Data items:
--- --- ---
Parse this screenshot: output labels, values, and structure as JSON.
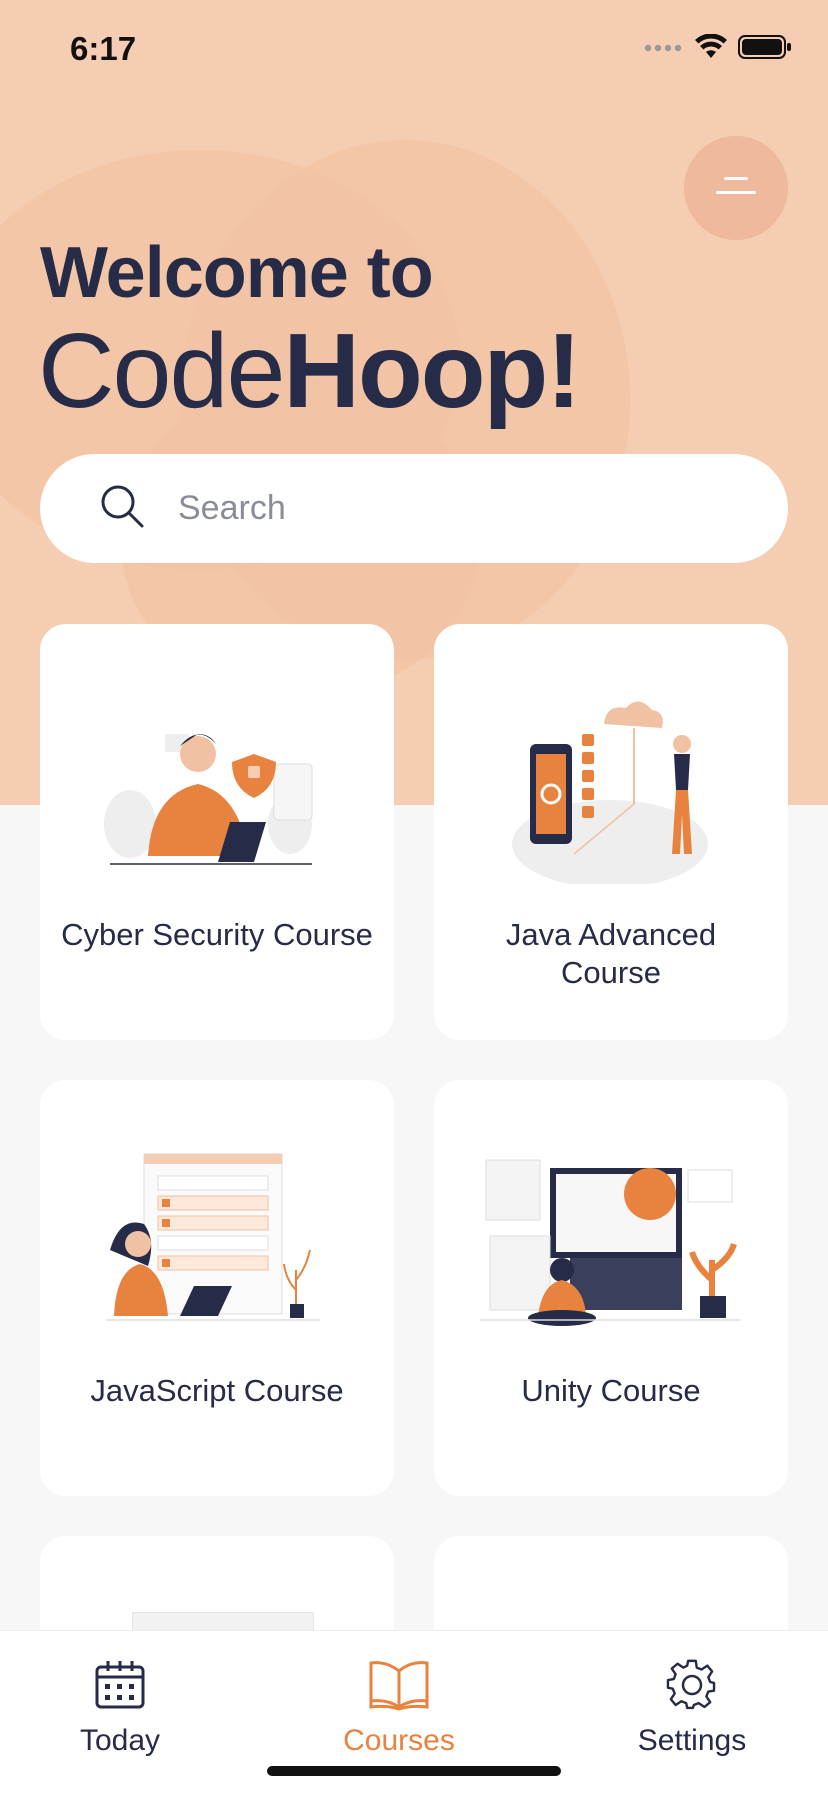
{
  "status_bar": {
    "time": "6:17"
  },
  "hero": {
    "welcome": "Welcome to",
    "brand_regular": "Code",
    "brand_bold": "Hoop!"
  },
  "search": {
    "placeholder": "Search"
  },
  "courses": [
    {
      "title": "Cyber Security Course"
    },
    {
      "title": "Java Advanced Course"
    },
    {
      "title": "JavaScript Course"
    },
    {
      "title": "Unity Course"
    }
  ],
  "tabbar": {
    "items": [
      {
        "label": "Today",
        "icon": "calendar-icon"
      },
      {
        "label": "Courses",
        "icon": "book-icon"
      },
      {
        "label": "Settings",
        "icon": "gear-icon"
      }
    ],
    "active": "Courses"
  },
  "colors": {
    "accent": "#e8823f",
    "hero_bg": "#f5cdb3",
    "text": "#262b47"
  }
}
--- --- ---
■ GIVEN TASK
Each line that contains the string "title" counts once; say how many there are and nothing else.

■ SOLUTION TO THIS TASK
4